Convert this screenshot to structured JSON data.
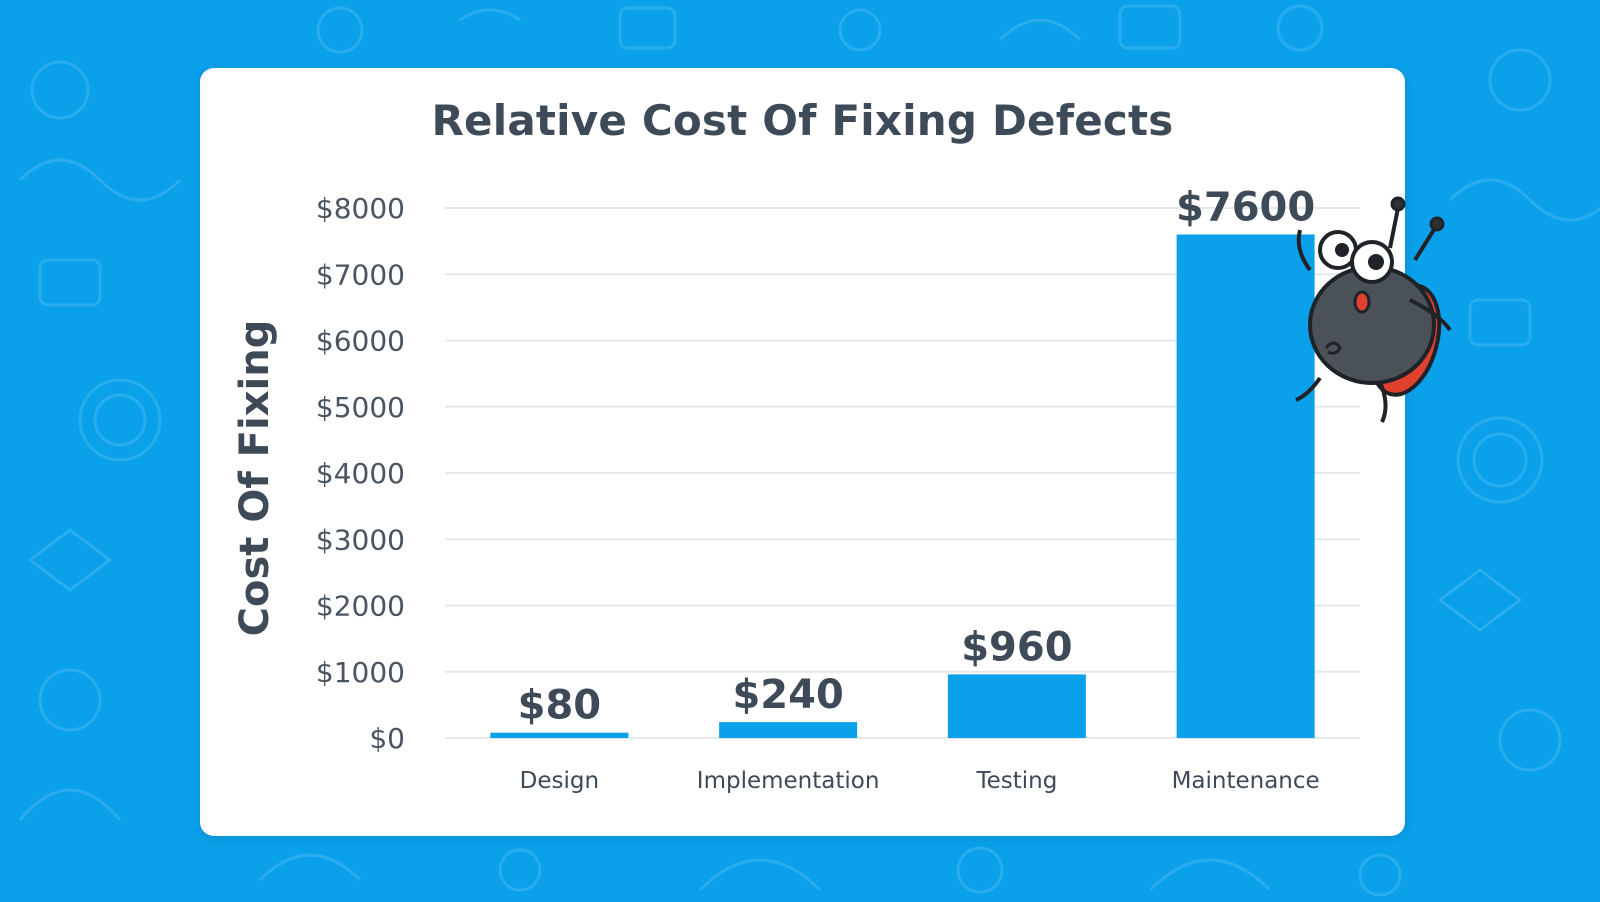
{
  "colors": {
    "background": "#0aa0ea",
    "card": "#ffffff",
    "bar": "#0aa0ea",
    "text": "#3e4a57",
    "grid": "#e6e9ec"
  },
  "chart_data": {
    "type": "bar",
    "title": "Relative Cost Of Fixing Defects",
    "xlabel": "",
    "ylabel": "Cost Of Fixing",
    "categories": [
      "Design",
      "Implementation",
      "Testing",
      "Maintenance"
    ],
    "values": [
      80,
      240,
      960,
      7600
    ],
    "data_labels": [
      "$80",
      "$240",
      "$960",
      "$7600"
    ],
    "ylim": [
      0,
      8000
    ],
    "yticks": [
      0,
      1000,
      2000,
      3000,
      4000,
      5000,
      6000,
      7000,
      8000
    ],
    "ytick_labels": [
      "$0",
      "$1000",
      "$2000",
      "$3000",
      "$4000",
      "$5000",
      "$6000",
      "$7000",
      "$8000"
    ],
    "grid": true,
    "legend": "none"
  },
  "decor": {
    "mascot_icon": "ladybug-mascot-icon",
    "pattern_icon": "doodle-pattern-icon"
  }
}
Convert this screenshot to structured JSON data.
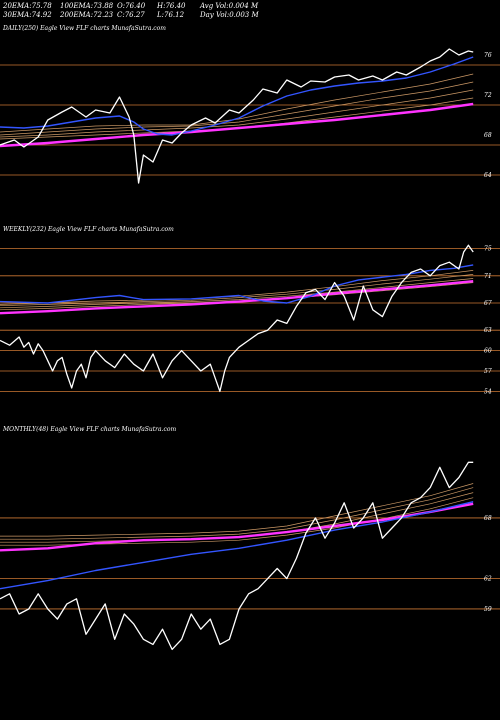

++++++++++

■ What you will do
Quote every record above exactly, leaving out any pictures.

■ Result of the task
Convert this screenshot to structured JSON data.
{
  "colors": {
    "background": "#0aa0ea",
    "card": "#ffffff",
    "bar": "#0aa0ea",
    "text": "#3e4a57",
    "grid": "#e6e9ec"
  },
  "chart_data": {
    "type": "bar",
    "title": "Relative Cost Of Fixing Defects",
    "xlabel": "",
    "ylabel": "Cost Of Fixing",
    "categories": [
      "Design",
      "Implementation",
      "Testing",
      "Maintenance"
    ],
    "values": [
      80,
      240,
      960,
      7600
    ],
    "data_labels": [
      "$80",
      "$240",
      "$960",
      "$7600"
    ],
    "ylim": [
      0,
      8000
    ],
    "yticks": [
      0,
      1000,
      2000,
      3000,
      4000,
      5000,
      6000,
      7000,
      8000
    ],
    "ytick_labels": [
      "$0",
      "$1000",
      "$2000",
      "$3000",
      "$4000",
      "$5000",
      "$6000",
      "$7000",
      "$8000"
    ],
    "grid": true,
    "legend": "none"
  },
  "decor": {
    "mascot_icon": "ladybug-mascot-icon",
    "pattern_icon": "doodle-pattern-icon"
  }
}
Convert this screenshot to structured JSON data.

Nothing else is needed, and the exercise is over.